Document segment:
------------------------------------------------------------

The loss of Chief Legal Officer Karima Bawa - who litigated numerous patent disputes and helped write many of RIM's commercial deals - follows the resignation of RIM's head of global sales, Patrick Spence, last week.
"Thorsten Heins is reframing the RIM organization. Not everyone will fit into the new picture," said IDC analyst Kevin Restivo. "Departures, forced or otherwise, are inevitable anytime management sets a new course for an organization."
The resignations come ahead of what are expected to be massive layoffs this year as the company prepares to launch BlackBerry smartphones run by an operating system completely different from that used in its legacy phones.
RIM's shares have fallen some 75 percent in the last year while its market share has shriveled against competition from iPhone maker Apple Inc and a slew of manufacturers using Google Inc's Android operating system.
RIM's Toronto-listed rose 0.9 percent to C$11.34 late Monday afternoon. The company's Nasdaq-listed shares were not trading due to a U.S. holiday.
Bawa, who joined RIM in 2000, was promoted to general counsel and chief legal officer in late 2010.
She plans to stay with the company while a replacement is hired and during a transition, RIM said in an emailed statement after Reuters asked about Bawa's status.
Analysts and former employees have long complained about what they viewed as a hyper-cautious corporate approach at RIM. That grew out of a drawn-out patent dispute early in the company's rise and was exacerbated by the hiring of a slew of in-house lawyers afterwards.

------------------------------------------------------------

Problem A: According to the report on RIM's executive departures, in what year did Karima Bawa join RIM?
Problem B: Pick up the report on RIM's executive departures after its final sentence and carry it forward.

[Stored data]
------------------------------------------------------------

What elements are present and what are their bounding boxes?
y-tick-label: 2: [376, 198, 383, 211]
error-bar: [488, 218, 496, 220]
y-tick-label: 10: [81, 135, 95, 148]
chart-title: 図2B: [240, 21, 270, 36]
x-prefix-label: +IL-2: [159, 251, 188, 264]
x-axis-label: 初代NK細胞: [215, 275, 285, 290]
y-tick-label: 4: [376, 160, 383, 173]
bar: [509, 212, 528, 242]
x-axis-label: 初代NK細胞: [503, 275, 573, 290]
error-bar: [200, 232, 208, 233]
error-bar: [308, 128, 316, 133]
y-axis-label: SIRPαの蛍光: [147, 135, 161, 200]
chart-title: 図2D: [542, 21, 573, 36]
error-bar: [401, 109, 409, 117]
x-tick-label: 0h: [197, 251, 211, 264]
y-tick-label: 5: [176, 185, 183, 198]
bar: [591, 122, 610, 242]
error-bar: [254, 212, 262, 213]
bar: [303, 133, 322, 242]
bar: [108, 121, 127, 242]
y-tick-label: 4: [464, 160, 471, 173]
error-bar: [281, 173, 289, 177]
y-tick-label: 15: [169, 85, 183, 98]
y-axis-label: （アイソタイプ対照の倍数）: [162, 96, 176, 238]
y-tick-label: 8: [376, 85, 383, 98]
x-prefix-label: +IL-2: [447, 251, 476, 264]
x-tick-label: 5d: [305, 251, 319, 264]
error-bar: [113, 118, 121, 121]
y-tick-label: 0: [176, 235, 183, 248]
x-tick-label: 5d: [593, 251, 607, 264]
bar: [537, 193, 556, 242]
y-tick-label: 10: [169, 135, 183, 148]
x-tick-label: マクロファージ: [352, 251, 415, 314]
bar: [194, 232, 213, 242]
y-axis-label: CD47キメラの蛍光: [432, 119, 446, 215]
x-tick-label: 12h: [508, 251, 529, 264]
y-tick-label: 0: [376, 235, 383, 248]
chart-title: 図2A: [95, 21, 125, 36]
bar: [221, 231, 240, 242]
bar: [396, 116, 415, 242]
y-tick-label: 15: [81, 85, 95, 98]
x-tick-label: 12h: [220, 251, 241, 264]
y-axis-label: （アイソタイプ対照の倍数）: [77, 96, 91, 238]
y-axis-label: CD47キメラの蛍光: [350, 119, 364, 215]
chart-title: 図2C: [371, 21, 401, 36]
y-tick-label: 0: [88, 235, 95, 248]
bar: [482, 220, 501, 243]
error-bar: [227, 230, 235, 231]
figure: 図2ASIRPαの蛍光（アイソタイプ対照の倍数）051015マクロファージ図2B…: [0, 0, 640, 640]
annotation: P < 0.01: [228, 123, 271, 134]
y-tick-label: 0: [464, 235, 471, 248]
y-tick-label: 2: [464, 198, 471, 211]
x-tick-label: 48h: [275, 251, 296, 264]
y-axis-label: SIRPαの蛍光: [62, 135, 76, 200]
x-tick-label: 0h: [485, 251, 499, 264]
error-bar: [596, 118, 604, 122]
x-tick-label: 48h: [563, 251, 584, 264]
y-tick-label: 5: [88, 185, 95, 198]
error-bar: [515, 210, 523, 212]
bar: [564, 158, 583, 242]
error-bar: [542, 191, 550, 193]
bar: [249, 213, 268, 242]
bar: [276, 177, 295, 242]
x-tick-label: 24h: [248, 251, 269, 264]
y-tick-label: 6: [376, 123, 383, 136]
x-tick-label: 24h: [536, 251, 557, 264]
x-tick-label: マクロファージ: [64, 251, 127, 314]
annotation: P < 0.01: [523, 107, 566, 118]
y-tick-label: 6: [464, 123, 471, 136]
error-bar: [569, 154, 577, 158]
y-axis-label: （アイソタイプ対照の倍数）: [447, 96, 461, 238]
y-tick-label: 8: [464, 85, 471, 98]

------------------------------------------------------------

Final answer A: 2000

Final answer B:
CLEANING HOUSE
RIM is quietly cleaning out layers of management and recruiting fresh faces to fill important roles in a new structure being fashioned under Heins, who himself replaced longtime co-CEOs Mike Lazaridis and Jim Balsillie in January.
"Thorsten has a very different leadership style," said one former RIM employee who left several months ago. "He is picking a very specific organizational structure, inner circle, external hires and strategy, and a lot of folks aren't 100 percent comfortable with it."
The former employee spoke on the condition of anonymity to protect his ongoing business relationship with the company.
The Waterloo, Ontario-based company currently employs around 16,500 people globally. Two sources with close connections to RIM have told Reuters that RIM plans to bring its workforce closer to 10,000 by early next year.
The sources asked to go unidentified because their disclosures would hurt their relationships with RIM.
The cuts will affect RIM's legal, marketing, sales, operations, and human resources divisions, one of the sources said.
"The Research In Motion people have come to know is very likely to be a much smaller organization in the near future," said IDC's Restivo. "It's a reflection of the company's smartphone struggles. Call it an trailing indicator if you will."
RIM's share of the global smartphone market slipped to 6.7 percent in the first quarter of 2012 from 13.6 percent a year earlier, according to IDC.
A round of 2,000 job cuts was planned for around June 1, the day before the end of RIM's quarter, the Globe and Mail said on Saturday, citing several people close to the company.
Last July RIM said it cut 2,000 jobs, after its worker count ballooned to near 20,000 following a string of acquisitions in recent years.
Balsillie remains the departure with the highest profile. While cutting all formal ties to the company, he remains a major shareholder. Lazaridis is still influential on the board.
A chief operating officer, Jim Rowan, and the head of software David Yach left in March. Soon after, Alan Brenner, a senior vice president for the BlackBerry platform, and Alistair Mitchell, vice president for the BlackBerry Messenger instant messaging product, also left.
The head of RIM's India unit left in November, its head of government relations left months before that, and former chief marketing officer Keith Pardy departed more than a year ago.
RIM said this month it had replaced Pardy with wireless veteran Frank Boulben, who has yet to start work.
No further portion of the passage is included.